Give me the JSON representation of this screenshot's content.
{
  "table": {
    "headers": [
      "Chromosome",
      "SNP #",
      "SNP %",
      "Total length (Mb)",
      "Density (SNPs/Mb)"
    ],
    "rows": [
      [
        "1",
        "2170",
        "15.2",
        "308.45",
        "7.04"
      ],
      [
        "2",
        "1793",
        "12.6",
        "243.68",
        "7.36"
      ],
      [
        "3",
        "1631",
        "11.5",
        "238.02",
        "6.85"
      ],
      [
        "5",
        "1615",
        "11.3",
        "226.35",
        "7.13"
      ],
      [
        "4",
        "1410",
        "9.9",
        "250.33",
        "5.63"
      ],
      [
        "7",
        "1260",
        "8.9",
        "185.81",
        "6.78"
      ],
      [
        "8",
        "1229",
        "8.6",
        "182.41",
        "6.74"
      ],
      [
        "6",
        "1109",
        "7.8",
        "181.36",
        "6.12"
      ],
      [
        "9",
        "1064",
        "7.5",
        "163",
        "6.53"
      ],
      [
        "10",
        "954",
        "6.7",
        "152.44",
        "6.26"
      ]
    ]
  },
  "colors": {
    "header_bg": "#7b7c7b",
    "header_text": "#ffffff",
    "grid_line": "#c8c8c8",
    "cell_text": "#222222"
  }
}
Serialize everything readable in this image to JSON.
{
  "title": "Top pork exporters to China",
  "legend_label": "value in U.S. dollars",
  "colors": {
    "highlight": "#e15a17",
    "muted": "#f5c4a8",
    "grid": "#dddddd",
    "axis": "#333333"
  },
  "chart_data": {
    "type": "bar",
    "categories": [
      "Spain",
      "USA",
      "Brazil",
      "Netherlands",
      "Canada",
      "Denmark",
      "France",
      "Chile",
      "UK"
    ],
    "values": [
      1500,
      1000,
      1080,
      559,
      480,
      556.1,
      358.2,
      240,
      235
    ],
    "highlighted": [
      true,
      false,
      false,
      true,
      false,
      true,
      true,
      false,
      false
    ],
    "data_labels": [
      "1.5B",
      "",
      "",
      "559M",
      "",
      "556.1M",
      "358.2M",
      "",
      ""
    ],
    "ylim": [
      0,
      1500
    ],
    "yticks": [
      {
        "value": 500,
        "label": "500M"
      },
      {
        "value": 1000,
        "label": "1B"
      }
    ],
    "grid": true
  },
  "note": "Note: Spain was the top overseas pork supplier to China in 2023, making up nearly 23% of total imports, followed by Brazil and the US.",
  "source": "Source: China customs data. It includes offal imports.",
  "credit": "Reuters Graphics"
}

────────

* **TASK BRIEF**
Pull every line containing "Spain" out of the data above.

* **SOLUTION TO THIS TASK**
      "Spain",
  "note": "Note: Spain was the top overseas pork supplier to China in 2023, making up nearly 23% of total imports, followed by Brazil and the US.",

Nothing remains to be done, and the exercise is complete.